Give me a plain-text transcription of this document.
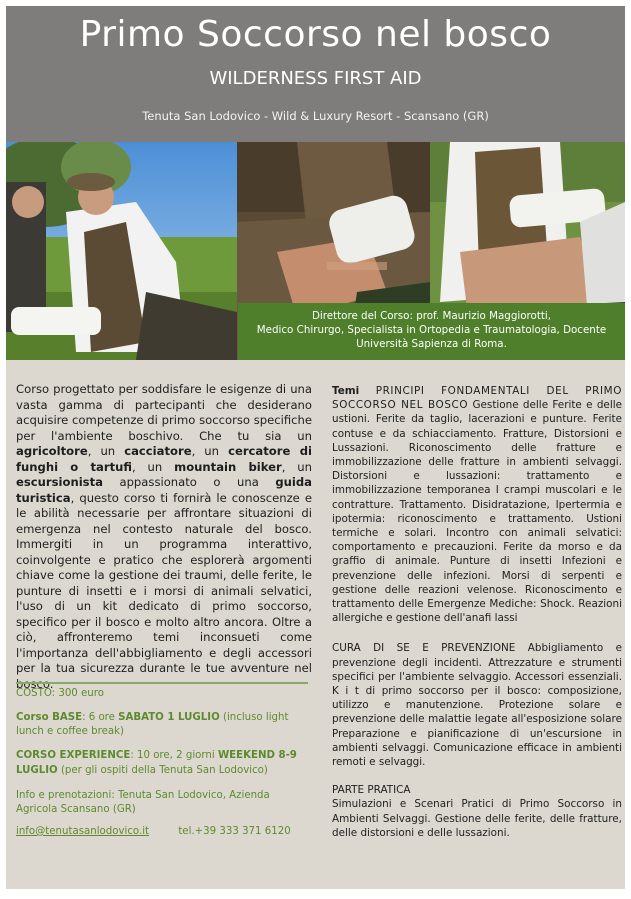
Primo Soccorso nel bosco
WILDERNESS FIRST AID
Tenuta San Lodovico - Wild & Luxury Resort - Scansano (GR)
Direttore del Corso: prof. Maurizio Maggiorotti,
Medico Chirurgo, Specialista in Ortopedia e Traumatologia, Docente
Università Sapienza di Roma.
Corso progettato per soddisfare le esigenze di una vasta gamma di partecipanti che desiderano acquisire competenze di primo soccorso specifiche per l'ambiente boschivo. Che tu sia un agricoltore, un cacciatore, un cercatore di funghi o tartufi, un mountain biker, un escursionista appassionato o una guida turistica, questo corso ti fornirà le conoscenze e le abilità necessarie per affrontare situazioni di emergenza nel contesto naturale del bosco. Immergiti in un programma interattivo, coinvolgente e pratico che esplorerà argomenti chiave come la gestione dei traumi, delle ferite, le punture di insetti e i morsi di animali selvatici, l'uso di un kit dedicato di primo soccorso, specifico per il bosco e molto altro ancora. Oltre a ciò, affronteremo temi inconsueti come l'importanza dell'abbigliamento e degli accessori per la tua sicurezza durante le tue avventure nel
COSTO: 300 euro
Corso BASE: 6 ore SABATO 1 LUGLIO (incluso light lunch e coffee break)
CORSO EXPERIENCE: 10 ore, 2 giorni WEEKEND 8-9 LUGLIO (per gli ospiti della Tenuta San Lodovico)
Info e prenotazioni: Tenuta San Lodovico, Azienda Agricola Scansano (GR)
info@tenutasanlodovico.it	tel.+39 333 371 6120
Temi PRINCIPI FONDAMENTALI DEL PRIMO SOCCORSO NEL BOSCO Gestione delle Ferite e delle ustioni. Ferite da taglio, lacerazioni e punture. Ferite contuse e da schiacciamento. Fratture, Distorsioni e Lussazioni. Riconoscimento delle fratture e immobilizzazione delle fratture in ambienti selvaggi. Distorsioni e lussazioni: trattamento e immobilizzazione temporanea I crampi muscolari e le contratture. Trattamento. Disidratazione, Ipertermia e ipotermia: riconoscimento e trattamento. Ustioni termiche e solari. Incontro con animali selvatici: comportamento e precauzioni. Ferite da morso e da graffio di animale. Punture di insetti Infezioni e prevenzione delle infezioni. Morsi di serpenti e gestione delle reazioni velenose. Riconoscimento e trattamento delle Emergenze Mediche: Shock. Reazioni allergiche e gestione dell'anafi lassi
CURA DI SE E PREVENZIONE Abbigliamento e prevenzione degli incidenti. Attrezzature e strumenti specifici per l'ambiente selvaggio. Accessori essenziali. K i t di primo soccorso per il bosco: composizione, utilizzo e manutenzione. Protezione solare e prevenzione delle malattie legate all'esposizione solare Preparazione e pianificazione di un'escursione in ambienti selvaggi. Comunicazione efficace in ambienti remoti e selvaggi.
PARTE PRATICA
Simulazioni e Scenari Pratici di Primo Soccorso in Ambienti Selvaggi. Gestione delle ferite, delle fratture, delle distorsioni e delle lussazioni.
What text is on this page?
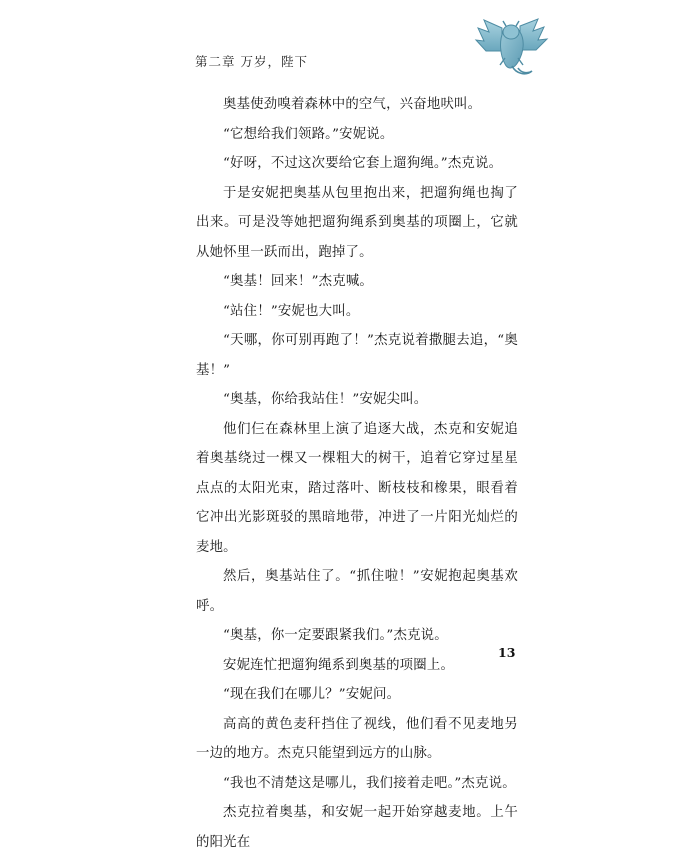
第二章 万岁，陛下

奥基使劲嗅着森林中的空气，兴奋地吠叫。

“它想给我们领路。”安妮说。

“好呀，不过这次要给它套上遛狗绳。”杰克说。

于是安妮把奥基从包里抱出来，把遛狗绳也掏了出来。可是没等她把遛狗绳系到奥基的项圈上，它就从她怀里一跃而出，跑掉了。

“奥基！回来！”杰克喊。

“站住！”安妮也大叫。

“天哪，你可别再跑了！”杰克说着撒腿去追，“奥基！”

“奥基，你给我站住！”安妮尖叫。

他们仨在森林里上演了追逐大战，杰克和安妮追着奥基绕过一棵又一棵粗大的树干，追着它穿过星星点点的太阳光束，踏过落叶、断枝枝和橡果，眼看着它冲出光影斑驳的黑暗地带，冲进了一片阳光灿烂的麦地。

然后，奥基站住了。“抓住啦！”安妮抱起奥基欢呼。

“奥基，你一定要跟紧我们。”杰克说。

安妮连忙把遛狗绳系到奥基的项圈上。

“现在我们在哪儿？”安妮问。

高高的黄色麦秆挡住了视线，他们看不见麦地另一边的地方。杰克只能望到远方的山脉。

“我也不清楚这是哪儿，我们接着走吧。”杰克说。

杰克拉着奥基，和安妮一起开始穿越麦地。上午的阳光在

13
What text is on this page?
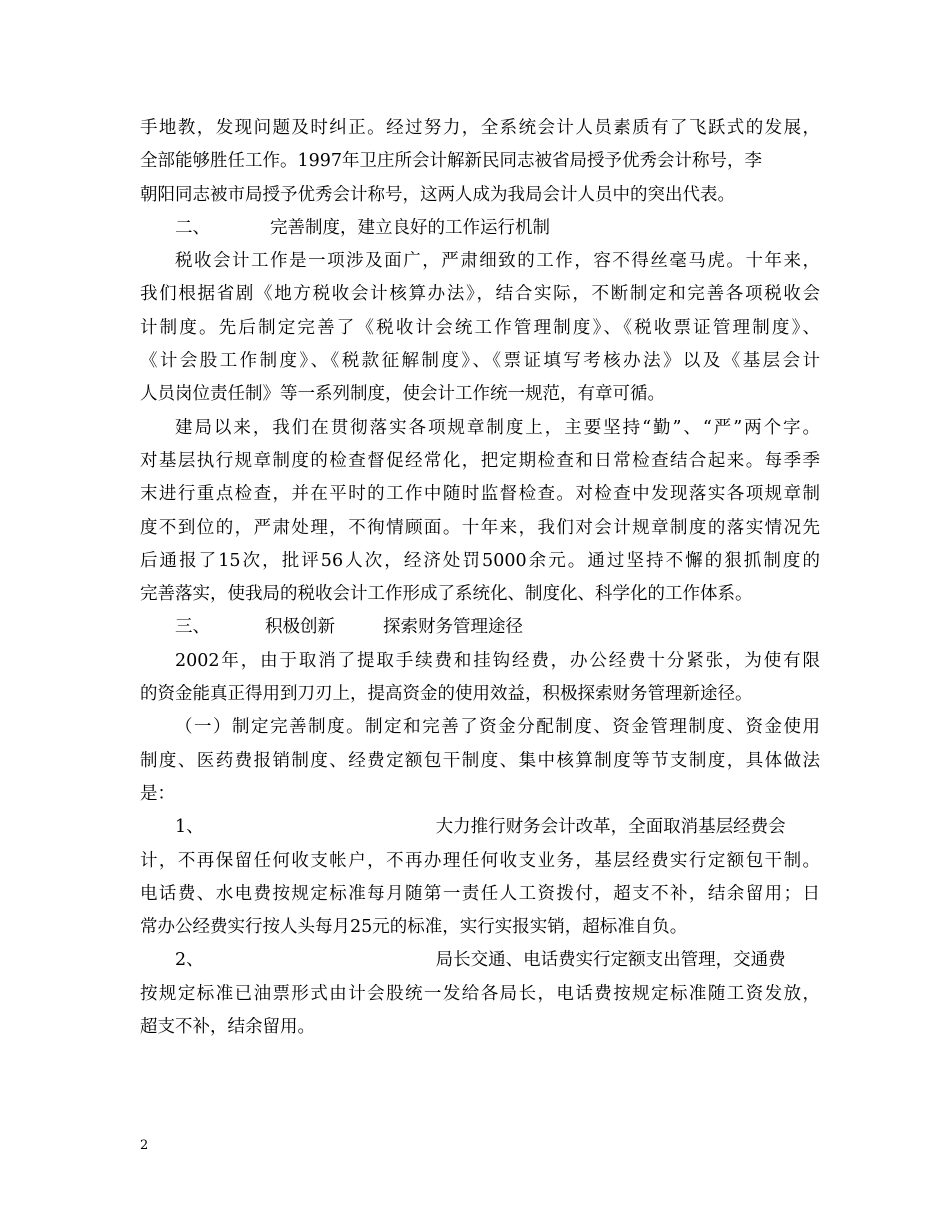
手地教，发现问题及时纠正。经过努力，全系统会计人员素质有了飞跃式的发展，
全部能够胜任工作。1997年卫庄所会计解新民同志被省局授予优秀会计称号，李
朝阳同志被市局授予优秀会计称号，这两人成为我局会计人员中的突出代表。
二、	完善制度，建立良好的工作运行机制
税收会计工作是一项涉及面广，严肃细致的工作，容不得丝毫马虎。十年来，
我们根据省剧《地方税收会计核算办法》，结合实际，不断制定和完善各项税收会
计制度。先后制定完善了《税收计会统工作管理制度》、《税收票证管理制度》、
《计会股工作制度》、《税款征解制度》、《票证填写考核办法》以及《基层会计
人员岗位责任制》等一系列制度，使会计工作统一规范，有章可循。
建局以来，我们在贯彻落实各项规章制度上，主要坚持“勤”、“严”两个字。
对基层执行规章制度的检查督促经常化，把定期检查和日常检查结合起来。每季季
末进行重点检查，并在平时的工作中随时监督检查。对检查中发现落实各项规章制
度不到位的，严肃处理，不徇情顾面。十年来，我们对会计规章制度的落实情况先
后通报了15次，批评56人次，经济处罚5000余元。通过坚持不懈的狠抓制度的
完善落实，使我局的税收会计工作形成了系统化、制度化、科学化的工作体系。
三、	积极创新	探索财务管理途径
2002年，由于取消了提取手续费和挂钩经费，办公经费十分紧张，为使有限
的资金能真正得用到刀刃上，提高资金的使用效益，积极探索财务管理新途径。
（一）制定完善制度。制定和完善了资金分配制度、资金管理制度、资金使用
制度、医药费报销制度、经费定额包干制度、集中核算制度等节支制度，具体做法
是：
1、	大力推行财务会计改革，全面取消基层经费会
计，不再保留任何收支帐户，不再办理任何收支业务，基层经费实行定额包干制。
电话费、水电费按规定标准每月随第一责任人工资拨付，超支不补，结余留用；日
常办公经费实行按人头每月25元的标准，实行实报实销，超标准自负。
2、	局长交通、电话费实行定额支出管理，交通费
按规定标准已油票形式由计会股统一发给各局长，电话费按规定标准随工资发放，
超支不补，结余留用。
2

### Goal
Transcribe each entry above exactly, apart from the pictures.

### Response below
Give me a plain-text transcription of this document.
Primo Soccorso nel bosco
WILDERNESS FIRST AID
Tenuta San Lodovico - Wild & Luxury Resort - Scansano (GR)
Direttore del Corso: prof. Maurizio Maggiorotti,
Medico Chirurgo, Specialista in Ortopedia e Traumatologia, Docente
Università Sapienza di Roma.
Corso progettato per soddisfare le esigenze di una vasta gamma di partecipanti che desiderano acquisire competenze di primo soccorso specifiche per l'ambiente boschivo. Che tu sia un agricoltore, un cacciatore, un cercatore di funghi o tartufi, un mountain biker, un escursionista appassionato o una guida turistica, questo corso ti fornirà le conoscenze e le abilità necessarie per affrontare situazioni di emergenza nel contesto naturale del bosco. Immergiti in un programma interattivo, coinvolgente e pratico che esplorerà argomenti chiave come la gestione dei traumi, delle ferite, le punture di insetti e i morsi di animali selvatici, l'uso di un kit dedicato di primo soccorso, specifico per il bosco e molto altro ancora. Oltre a ciò, affronteremo temi inconsueti come l'importanza dell'abbigliamento e degli accessori per la tua sicurezza durante le tue avventure nel
COSTO: 300 euro
Corso BASE: 6 ore SABATO 1 LUGLIO (incluso light lunch e coffee break)
CORSO EXPERIENCE: 10 ore, 2 giorni WEEKEND 8-9 LUGLIO (per gli ospiti della Tenuta San Lodovico)
Info e prenotazioni: Tenuta San Lodovico, Azienda Agricola Scansano (GR)
info@tenutasanlodovico.it	tel.+39 333 371 6120
Temi PRINCIPI FONDAMENTALI DEL PRIMO SOCCORSO NEL BOSCO Gestione delle Ferite e delle ustioni. Ferite da taglio, lacerazioni e punture. Ferite contuse e da schiacciamento. Fratture, Distorsioni e Lussazioni. Riconoscimento delle fratture e immobilizzazione delle fratture in ambienti selvaggi. Distorsioni e lussazioni: trattamento e immobilizzazione temporanea I crampi muscolari e le contratture. Trattamento. Disidratazione, Ipertermia e ipotermia: riconoscimento e trattamento. Ustioni termiche e solari. Incontro con animali selvatici: comportamento e precauzioni. Ferite da morso e da graffio di animale. Punture di insetti Infezioni e prevenzione delle infezioni. Morsi di serpenti e gestione delle reazioni velenose. Riconoscimento e trattamento delle Emergenze Mediche: Shock. Reazioni allergiche e gestione dell'anafi lassi
CURA DI SE E PREVENZIONE Abbigliamento e prevenzione degli incidenti. Attrezzature e strumenti specifici per l'ambiente selvaggio. Accessori essenziali. K i t di primo soccorso per il bosco: composizione, utilizzo e manutenzione. Protezione solare e prevenzione delle malattie legate all'esposizione solare Preparazione e pianificazione di un'escursione in ambienti selvaggi. Comunicazione efficace in ambienti remoti e selvaggi.
PARTE PRATICA
Simulazioni e Scenari Pratici di Primo Soccorso in Ambienti Selvaggi. Gestione delle ferite, delle fratture, delle distorsioni e delle lussazioni.
What text is on this page?
第二章 万岁，陛下

奥基使劲嗅着森林中的空气，兴奋地吠叫。

“它想给我们领路。”安妮说。

“好呀，不过这次要给它套上遛狗绳。”杰克说。

于是安妮把奥基从包里抱出来，把遛狗绳也掏了出来。可是没等她把遛狗绳系到奥基的项圈上，它就从她怀里一跃而出，跑掉了。

“奥基！回来！”杰克喊。

“站住！”安妮也大叫。

“天哪，你可别再跑了！”杰克说着撒腿去追，“奥基！”

“奥基，你给我站住！”安妮尖叫。

他们仨在森林里上演了追逐大战，杰克和安妮追着奥基绕过一棵又一棵粗大的树干，追着它穿过星星点点的太阳光束，踏过落叶、断枝枝和橡果，眼看着它冲出光影斑驳的黑暗地带，冲进了一片阳光灿烂的麦地。

然后，奥基站住了。“抓住啦！”安妮抱起奥基欢呼。

“奥基，你一定要跟紧我们。”杰克说。

安妮连忙把遛狗绳系到奥基的项圈上。

“现在我们在哪儿？”安妮问。

高高的黄色麦秆挡住了视线，他们看不见麦地另一边的地方。杰克只能望到远方的山脉。

“我也不清楚这是哪儿，我们接着走吧。”杰克说。

杰克拉着奥基，和安妮一起开始穿越麦地。上午的阳光在

13
What text is on this page?
手地教，发现问题及时纠正。经过努力，全系统会计人员素质有了飞跃式的发展，
全部能够胜任工作。1997年卫庄所会计解新民同志被省局授予优秀会计称号，李
朝阳同志被市局授予优秀会计称号，这两人成为我局会计人员中的突出代表。
二、	完善制度，建立良好的工作运行机制
税收会计工作是一项涉及面广，严肃细致的工作，容不得丝毫马虎。十年来，
我们根据省剧《地方税收会计核算办法》，结合实际，不断制定和完善各项税收会
计制度。先后制定完善了《税收计会统工作管理制度》、《税收票证管理制度》、
《计会股工作制度》、《税款征解制度》、《票证填写考核办法》以及《基层会计
人员岗位责任制》等一系列制度，使会计工作统一规范，有章可循。
建局以来，我们在贯彻落实各项规章制度上，主要坚持“勤”、“严”两个字。
对基层执行规章制度的检查督促经常化，把定期检查和日常检查结合起来。每季季
末进行重点检查，并在平时的工作中随时监督检查。对检查中发现落实各项规章制
度不到位的，严肃处理，不徇情顾面。十年来，我们对会计规章制度的落实情况先
后通报了15次，批评56人次，经济处罚5000余元。通过坚持不懈的狠抓制度的
完善落实，使我局的税收会计工作形成了系统化、制度化、科学化的工作体系。
三、	积极创新	探索财务管理途径
2002年，由于取消了提取手续费和挂钩经费，办公经费十分紧张，为使有限
的资金能真正得用到刀刃上，提高资金的使用效益，积极探索财务管理新途径。
（一）制定完善制度。制定和完善了资金分配制度、资金管理制度、资金使用
制度、医药费报销制度、经费定额包干制度、集中核算制度等节支制度，具体做法
是：
1、	大力推行财务会计改革，全面取消基层经费会
计，不再保留任何收支帐户，不再办理任何收支业务，基层经费实行定额包干制。
电话费、水电费按规定标准每月随第一责任人工资拨付，超支不补，结余留用；日
常办公经费实行按人头每月25元的标准，实行实报实销，超标准自负。
2、	局长交通、电话费实行定额支出管理，交通费
按规定标准已油票形式由计会股统一发给各局长，电话费按规定标准随工资发放，
超支不补，结余留用。
2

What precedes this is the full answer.